- TASK 1: In the text on guns and religion, what does the writer say is the house of god in the christian belief?
- TASK 2: List every thing that the text on guns and religion says a religion or other belief tells people.
- TASK 3: In the text on guns and religion, swap "religion" for "faith" in the part that opens with the words "Let me begin" and closes with "as an excuse.", then write out that part.

- TEXT TO READ:
Let me begin with saying i am against violence of any type. I am a big believer that any person should be allowed to choose for themselves. I am opposed to any form of religion or other belief (like communism or the nazis for example) that tells people how to live, who to hate, who to love and what rules to abide. I think people are perfectly capable of making their own choices and being responsible for their choices without being able to use any form of religion or belief as an excuse.
As for gunfights. Without guns no gunfights. I think that everybody that thinks a gun is there to defend oneself, thinks he will be in a bad situation in the future anyways. So he/she is thinking something bad is going to happen sooner or later. Why is that. There just are some bad apples within the human communities. As Jacob showed, it can start as early as with Cain and Abel. Now this is an example of the old testament. A lot of people believe this book, and other religious books to be true. I belief these books hold truths about life, but not about how to live it. These books give guidelines of how you can make the world a better place when you start living this way yourself. The there are people that say their interpretation of the book is the right one and somebody has to live according to their rules. There i think it goes wrong. Example: You can pray at church as a christian. When you do not attend church, but you pray at home, does this make you a bad christian. In the christian belief a church is the house of god. I would rather think that any house is the house of god. It is a subtle difference but it is there.

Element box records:
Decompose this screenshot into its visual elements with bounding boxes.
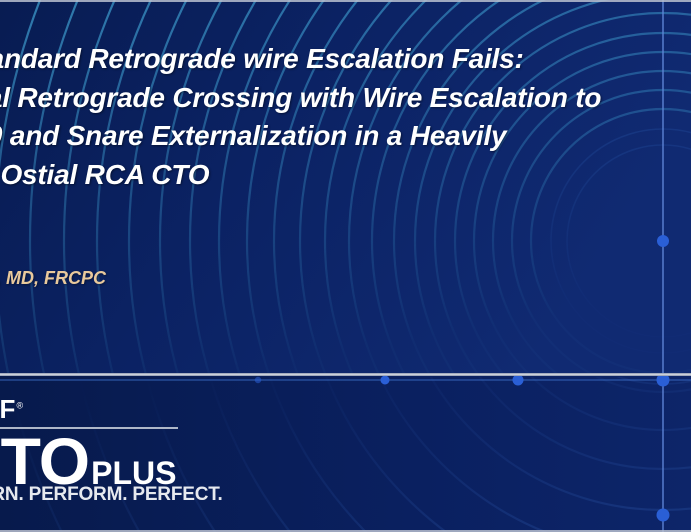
top-hairline xyxy=(0,0,691,2)
page-title: When Standard Retrograde wire Escalation… xyxy=(0,40,691,194)
brand-tagline: LEARN. PERFORM. PERFECT. xyxy=(0,484,223,506)
title-line-3: Astato 40 and Snare Externalization in a… xyxy=(0,117,691,156)
logo-lockup: CRF® CTO PLUS LEARN. PERFORM. PERFECT. xyxy=(0,376,691,530)
registered-trademark-icon: ® xyxy=(16,400,24,410)
title-line-4: Calcified Ostial RCA CTO xyxy=(0,156,691,195)
presenter-name: Abdula Mahdi, MD, FRCPC xyxy=(0,268,106,289)
crf-wordmark-text: CRF xyxy=(0,394,16,424)
title-slide: When Standard Retrograde wire Escalation… xyxy=(0,0,691,532)
title-line-2: Epicardial Retrograde Crossing with Wire… xyxy=(0,79,691,118)
title-line-1: When Standard Retrograde wire Escalation… xyxy=(0,40,691,79)
crf-wordmark: CRF® xyxy=(0,394,24,425)
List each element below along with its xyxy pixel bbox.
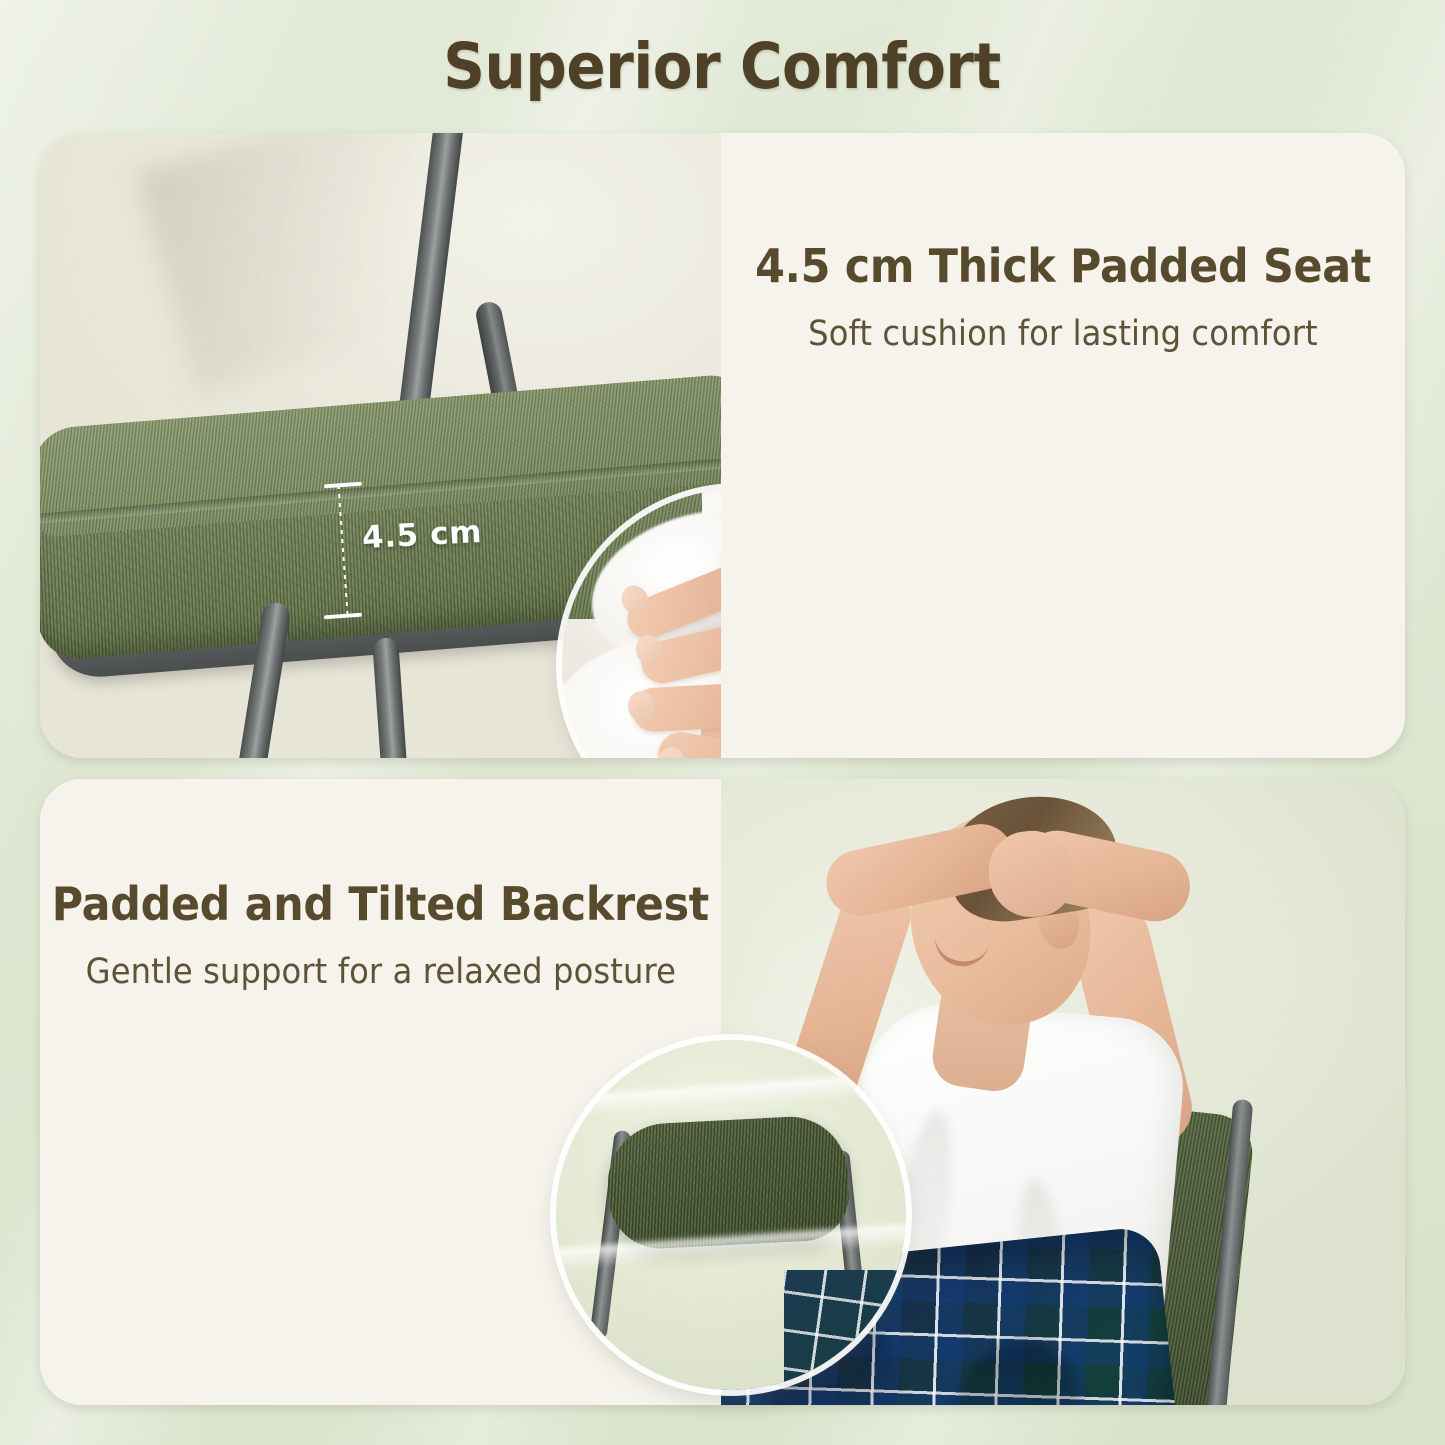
backrest-inset-backdrop — [556, 1040, 906, 1390]
pants-corner-in-inset — [784, 1270, 906, 1390]
backrest-sheen — [556, 1071, 906, 1119]
thickness-callout-label: 4.5 cm — [361, 514, 483, 556]
backrest-closeup-inset — [556, 1040, 906, 1390]
padded-seat-subline: Soft cushion for lasting comfort — [808, 314, 1318, 354]
padded-seat-headline: 4.5 cm Thick Padded Seat — [755, 241, 1371, 292]
seat-photo: 4.5 cm — [40, 133, 721, 758]
page-title: Superior Comfort — [444, 30, 1002, 103]
page-header: Superior Comfort — [0, 0, 1445, 133]
wall-shadow — [135, 133, 516, 394]
feature-card-padded-seat: 4.5 cm — [40, 133, 1405, 758]
backrest-headline: Padded and Tilted Backrest — [52, 879, 709, 930]
padded-seat-text-panel: 4.5 cm Thick Padded Seat Soft cushion fo… — [721, 133, 1405, 758]
foam-press-inset — [562, 489, 721, 758]
backrest-subline: Gentle support for a relaxed posture — [85, 952, 675, 992]
chair-frame-front-right-leg — [372, 637, 417, 758]
foam-surface — [562, 489, 721, 758]
seat-photo-backdrop: 4.5 cm — [40, 133, 721, 758]
infographic-page: Superior Comfort — [0, 0, 1445, 1445]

- WRITTEN RESPONSE 1: A church.

- WRITTEN RESPONSE 2: How to live, who to hate, who to love, and what rules to abide.

- WRITTEN RESPONSE 3:
Let me begin with saying i am against violence of any type. I am a big believer that any person should be allowed to choose for themselves. I am opposed to any form of faith or other belief (like communism or the nazis for example) that tells people how to live, who to hate, who to love and what rules to abide. I think people are perfectly capable of making their own choices and being responsible for their choices without being able to use any form of faith or belief as an excuse.